_Stated goal_:
Using the material that follows, identify and copy each line with the string "TradingView".

[Begin Entries provided]

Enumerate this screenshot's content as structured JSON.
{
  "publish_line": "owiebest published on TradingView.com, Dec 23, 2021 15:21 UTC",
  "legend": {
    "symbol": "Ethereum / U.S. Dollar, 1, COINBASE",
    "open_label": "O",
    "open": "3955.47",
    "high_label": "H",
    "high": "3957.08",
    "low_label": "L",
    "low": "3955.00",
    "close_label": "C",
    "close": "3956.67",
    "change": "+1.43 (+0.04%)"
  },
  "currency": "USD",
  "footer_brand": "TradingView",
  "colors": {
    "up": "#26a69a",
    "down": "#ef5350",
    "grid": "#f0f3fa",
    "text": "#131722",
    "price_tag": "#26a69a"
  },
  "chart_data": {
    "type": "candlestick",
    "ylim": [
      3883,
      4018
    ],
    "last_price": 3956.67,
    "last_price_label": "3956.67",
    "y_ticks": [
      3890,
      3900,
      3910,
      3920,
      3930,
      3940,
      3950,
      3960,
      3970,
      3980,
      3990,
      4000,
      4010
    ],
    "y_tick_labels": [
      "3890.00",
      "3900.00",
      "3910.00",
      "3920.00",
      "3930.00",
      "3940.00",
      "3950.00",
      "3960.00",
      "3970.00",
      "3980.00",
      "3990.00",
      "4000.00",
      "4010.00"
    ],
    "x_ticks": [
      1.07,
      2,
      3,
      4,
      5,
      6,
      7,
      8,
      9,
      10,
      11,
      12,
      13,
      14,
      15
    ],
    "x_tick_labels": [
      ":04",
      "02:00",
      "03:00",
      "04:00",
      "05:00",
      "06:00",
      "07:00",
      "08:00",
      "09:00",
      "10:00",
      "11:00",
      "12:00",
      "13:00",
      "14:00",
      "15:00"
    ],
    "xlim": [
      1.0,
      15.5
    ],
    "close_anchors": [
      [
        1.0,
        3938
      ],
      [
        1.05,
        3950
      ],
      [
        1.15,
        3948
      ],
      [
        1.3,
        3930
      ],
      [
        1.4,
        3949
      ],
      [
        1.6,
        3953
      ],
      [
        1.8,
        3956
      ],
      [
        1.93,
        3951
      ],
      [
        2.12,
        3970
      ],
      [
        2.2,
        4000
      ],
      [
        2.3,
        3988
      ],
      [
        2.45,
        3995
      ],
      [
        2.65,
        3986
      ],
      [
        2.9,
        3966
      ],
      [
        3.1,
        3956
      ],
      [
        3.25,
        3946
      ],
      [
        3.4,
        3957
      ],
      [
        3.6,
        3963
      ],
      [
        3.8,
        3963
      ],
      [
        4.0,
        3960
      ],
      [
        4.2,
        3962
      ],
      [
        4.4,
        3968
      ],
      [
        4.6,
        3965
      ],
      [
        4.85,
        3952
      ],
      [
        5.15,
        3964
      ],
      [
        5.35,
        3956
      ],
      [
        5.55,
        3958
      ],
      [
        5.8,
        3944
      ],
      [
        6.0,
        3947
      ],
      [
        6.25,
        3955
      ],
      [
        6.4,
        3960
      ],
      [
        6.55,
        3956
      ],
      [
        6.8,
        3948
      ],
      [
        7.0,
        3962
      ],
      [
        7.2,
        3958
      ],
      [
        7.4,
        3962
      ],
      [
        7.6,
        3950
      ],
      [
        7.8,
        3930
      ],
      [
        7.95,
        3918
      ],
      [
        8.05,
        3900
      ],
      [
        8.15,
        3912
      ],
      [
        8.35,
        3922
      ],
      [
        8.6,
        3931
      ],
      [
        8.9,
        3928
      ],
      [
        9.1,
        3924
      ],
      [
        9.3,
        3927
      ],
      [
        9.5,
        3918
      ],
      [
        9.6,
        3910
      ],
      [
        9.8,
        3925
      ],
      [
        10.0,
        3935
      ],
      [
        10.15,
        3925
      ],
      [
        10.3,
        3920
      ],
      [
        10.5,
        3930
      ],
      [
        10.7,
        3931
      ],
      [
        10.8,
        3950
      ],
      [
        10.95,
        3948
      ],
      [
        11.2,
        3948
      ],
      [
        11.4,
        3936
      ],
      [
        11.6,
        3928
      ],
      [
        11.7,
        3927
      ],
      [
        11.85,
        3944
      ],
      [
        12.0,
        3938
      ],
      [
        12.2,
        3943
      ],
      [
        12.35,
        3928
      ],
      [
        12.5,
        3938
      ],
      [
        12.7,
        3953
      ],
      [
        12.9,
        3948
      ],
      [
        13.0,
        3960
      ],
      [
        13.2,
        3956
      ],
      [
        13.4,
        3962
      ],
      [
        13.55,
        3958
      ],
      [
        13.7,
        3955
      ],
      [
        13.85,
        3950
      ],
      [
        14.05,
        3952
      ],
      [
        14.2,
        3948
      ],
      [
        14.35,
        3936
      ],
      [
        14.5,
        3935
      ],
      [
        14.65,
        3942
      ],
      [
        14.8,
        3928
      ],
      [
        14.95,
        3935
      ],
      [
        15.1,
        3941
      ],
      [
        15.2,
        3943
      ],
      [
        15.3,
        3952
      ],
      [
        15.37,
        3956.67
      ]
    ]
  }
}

[End Entries provided]
[Begin Entries provided]

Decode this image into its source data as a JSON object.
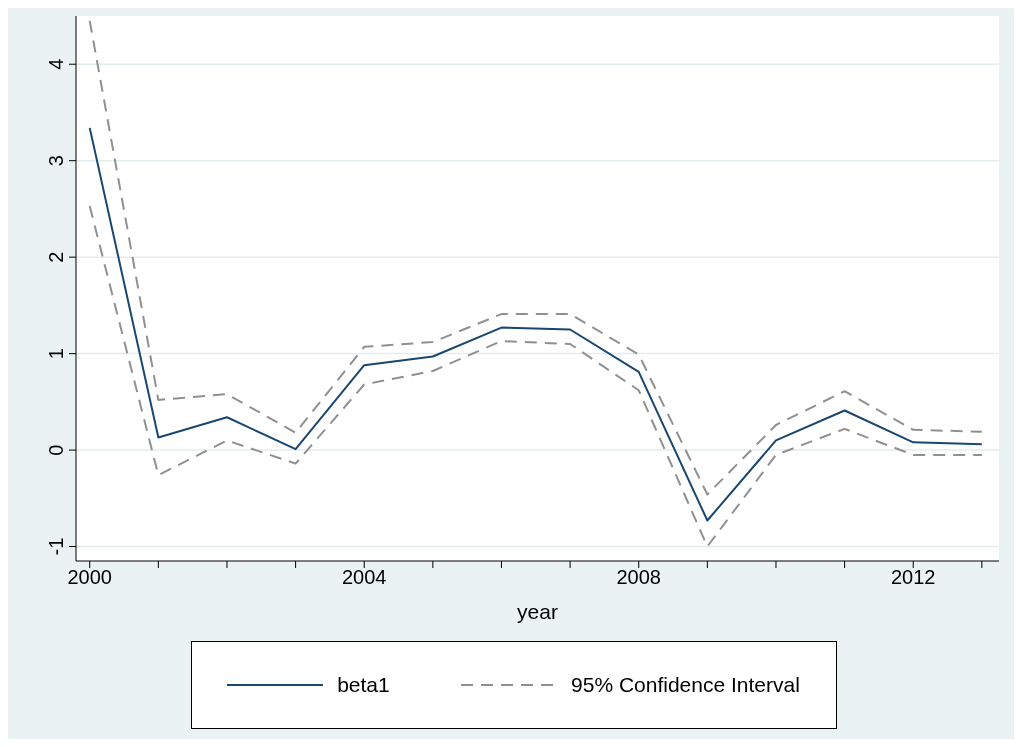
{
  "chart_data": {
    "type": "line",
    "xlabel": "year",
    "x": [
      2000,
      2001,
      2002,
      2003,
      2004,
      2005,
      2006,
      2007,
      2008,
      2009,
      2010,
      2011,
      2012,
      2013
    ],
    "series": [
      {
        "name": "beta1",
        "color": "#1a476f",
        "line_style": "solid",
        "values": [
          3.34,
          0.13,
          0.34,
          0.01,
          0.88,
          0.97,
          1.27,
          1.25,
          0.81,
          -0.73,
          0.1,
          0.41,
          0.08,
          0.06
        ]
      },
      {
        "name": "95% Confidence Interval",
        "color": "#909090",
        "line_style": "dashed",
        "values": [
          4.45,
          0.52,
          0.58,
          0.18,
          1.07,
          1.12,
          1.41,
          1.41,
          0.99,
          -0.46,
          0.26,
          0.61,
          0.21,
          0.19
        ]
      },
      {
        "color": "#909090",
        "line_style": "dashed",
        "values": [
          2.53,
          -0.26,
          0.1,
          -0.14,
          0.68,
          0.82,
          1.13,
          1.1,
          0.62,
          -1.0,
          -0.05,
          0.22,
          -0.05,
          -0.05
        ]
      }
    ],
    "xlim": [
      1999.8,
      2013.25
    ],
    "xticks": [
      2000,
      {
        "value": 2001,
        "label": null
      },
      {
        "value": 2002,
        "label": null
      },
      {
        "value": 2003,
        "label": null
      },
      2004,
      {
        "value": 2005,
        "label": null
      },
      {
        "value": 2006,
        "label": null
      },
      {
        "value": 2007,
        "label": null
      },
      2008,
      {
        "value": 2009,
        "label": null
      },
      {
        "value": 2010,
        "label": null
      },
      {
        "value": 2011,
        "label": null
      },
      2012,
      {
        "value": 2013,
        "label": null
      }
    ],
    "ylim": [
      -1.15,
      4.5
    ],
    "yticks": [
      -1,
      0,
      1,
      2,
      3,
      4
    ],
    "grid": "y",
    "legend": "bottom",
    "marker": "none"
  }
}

[End Entries provided]
[Begin Entries provided]

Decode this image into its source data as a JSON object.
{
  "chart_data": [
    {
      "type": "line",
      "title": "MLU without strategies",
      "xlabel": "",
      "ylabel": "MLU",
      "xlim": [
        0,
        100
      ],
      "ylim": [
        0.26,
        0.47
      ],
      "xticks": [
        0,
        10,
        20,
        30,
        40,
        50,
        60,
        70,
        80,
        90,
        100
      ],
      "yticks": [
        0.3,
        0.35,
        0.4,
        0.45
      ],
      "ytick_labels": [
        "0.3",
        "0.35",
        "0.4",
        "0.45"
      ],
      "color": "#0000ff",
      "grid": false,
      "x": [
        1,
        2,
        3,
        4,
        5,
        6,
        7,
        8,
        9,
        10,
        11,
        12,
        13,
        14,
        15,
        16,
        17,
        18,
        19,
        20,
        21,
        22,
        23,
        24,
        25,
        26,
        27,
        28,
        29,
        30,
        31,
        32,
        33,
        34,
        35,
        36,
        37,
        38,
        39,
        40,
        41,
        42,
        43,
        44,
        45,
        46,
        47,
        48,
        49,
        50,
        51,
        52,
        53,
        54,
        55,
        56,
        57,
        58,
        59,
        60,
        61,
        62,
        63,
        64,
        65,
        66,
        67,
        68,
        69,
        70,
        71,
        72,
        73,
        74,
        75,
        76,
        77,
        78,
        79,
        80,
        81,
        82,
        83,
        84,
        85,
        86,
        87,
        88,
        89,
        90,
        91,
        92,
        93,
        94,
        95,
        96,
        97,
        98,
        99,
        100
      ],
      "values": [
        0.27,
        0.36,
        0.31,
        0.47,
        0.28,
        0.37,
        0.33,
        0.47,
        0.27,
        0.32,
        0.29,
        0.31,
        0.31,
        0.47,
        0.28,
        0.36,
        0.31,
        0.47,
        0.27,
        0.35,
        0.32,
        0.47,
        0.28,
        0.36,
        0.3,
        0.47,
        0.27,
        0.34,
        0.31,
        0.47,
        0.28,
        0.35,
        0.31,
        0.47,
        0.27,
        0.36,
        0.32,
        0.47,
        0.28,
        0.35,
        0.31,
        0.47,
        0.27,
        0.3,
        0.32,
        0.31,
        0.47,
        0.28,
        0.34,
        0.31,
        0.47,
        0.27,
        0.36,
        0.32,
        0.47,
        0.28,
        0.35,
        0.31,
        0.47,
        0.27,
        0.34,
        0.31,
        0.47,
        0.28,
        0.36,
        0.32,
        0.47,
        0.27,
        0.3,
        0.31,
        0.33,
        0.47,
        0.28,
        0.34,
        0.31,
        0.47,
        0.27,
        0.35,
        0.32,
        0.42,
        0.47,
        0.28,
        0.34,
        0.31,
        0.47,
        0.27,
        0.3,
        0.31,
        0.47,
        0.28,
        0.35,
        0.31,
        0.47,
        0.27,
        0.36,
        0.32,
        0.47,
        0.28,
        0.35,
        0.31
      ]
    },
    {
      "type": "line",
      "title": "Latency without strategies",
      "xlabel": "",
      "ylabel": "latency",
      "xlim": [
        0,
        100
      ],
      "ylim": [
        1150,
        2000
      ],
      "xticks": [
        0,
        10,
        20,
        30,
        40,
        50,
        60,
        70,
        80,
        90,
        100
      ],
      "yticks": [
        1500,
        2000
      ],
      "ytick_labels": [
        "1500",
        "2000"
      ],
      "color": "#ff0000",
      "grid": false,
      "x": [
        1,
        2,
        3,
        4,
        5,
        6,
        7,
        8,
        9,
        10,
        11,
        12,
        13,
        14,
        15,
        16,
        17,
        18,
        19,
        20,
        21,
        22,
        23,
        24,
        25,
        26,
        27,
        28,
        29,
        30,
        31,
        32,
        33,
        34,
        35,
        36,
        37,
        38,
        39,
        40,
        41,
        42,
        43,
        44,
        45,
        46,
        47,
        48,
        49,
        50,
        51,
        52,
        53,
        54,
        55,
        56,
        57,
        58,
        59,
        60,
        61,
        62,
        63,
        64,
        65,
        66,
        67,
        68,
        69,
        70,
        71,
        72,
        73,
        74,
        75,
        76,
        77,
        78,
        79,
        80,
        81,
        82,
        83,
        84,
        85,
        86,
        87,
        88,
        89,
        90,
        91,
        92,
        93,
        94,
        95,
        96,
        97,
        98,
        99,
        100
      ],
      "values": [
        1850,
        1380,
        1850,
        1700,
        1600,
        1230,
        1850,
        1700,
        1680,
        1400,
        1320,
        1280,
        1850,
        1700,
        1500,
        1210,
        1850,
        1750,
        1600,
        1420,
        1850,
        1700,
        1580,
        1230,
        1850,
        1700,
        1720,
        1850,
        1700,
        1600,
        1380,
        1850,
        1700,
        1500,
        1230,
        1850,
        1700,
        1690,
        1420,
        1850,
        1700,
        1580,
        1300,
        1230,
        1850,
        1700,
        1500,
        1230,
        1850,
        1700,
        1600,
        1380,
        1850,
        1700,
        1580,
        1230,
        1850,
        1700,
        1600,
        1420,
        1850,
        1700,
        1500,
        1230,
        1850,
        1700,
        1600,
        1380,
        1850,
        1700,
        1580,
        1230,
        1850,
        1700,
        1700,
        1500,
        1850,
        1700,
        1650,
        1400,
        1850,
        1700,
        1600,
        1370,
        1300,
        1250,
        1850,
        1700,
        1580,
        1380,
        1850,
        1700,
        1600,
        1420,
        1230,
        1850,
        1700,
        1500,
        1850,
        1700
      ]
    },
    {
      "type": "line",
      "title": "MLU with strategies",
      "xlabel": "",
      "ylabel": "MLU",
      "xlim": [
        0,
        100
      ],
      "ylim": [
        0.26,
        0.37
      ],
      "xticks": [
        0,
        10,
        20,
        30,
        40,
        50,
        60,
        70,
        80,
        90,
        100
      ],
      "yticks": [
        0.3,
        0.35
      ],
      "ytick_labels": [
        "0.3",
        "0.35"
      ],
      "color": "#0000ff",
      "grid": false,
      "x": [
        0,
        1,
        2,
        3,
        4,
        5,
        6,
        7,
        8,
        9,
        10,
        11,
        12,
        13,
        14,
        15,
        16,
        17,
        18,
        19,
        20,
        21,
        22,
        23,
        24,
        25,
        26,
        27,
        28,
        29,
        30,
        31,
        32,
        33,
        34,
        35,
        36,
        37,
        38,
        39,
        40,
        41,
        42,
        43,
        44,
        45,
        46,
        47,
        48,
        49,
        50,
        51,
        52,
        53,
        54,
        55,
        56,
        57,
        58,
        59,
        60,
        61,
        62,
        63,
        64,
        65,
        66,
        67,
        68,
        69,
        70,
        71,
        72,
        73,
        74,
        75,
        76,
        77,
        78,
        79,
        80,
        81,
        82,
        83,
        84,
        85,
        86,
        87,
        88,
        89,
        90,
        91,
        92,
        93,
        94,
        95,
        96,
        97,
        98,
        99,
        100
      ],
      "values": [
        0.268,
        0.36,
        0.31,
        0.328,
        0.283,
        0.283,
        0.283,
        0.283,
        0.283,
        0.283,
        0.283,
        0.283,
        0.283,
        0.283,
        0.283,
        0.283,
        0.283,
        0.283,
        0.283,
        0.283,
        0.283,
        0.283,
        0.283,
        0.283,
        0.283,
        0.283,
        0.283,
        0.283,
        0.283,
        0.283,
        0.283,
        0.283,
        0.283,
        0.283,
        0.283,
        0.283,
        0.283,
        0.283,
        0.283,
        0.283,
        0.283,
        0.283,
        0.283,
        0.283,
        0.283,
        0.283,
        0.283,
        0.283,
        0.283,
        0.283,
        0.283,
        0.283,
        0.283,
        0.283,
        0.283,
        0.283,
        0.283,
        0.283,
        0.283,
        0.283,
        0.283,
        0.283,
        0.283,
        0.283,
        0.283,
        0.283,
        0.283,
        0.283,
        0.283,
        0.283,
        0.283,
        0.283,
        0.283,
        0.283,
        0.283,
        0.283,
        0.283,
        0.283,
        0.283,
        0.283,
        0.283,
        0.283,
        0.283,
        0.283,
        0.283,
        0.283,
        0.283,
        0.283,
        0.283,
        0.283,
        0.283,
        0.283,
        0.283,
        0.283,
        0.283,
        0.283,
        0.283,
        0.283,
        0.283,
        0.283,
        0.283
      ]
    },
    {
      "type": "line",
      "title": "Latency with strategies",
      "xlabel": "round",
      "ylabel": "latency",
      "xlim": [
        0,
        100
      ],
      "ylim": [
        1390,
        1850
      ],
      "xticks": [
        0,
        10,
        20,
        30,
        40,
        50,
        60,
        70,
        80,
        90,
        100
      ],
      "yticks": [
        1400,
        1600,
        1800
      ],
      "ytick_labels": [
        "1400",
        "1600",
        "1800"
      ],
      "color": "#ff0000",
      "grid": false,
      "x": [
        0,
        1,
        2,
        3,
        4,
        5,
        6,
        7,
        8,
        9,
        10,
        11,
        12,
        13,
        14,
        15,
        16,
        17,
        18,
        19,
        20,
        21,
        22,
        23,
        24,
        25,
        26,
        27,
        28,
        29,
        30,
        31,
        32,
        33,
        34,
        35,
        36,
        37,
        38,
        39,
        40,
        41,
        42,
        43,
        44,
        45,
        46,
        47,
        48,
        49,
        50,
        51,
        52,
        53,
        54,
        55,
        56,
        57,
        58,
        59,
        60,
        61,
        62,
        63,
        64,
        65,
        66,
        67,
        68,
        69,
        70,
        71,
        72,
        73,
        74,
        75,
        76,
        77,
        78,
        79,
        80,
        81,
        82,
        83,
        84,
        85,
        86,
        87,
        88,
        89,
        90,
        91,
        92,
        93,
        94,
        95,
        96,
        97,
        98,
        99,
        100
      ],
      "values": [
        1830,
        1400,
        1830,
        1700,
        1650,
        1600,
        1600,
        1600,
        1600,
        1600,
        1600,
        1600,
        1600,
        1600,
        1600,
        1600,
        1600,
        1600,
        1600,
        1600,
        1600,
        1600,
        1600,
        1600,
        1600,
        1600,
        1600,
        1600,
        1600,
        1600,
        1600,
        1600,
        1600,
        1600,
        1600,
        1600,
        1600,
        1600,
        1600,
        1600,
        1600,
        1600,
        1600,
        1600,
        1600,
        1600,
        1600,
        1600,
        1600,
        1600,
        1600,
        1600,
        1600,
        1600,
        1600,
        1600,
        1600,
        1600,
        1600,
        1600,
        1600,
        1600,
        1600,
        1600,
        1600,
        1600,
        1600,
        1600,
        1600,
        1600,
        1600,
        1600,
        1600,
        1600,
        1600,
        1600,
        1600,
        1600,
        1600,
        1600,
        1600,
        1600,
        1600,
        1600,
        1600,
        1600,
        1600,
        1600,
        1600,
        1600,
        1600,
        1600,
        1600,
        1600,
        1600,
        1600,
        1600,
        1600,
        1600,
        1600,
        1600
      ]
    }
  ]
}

[End Entries provided]

_Answer below_:
  "publish_line": "owiebest published on TradingView.com, Dec 23, 2021 15:21 UTC",
  "footer_brand": "TradingView",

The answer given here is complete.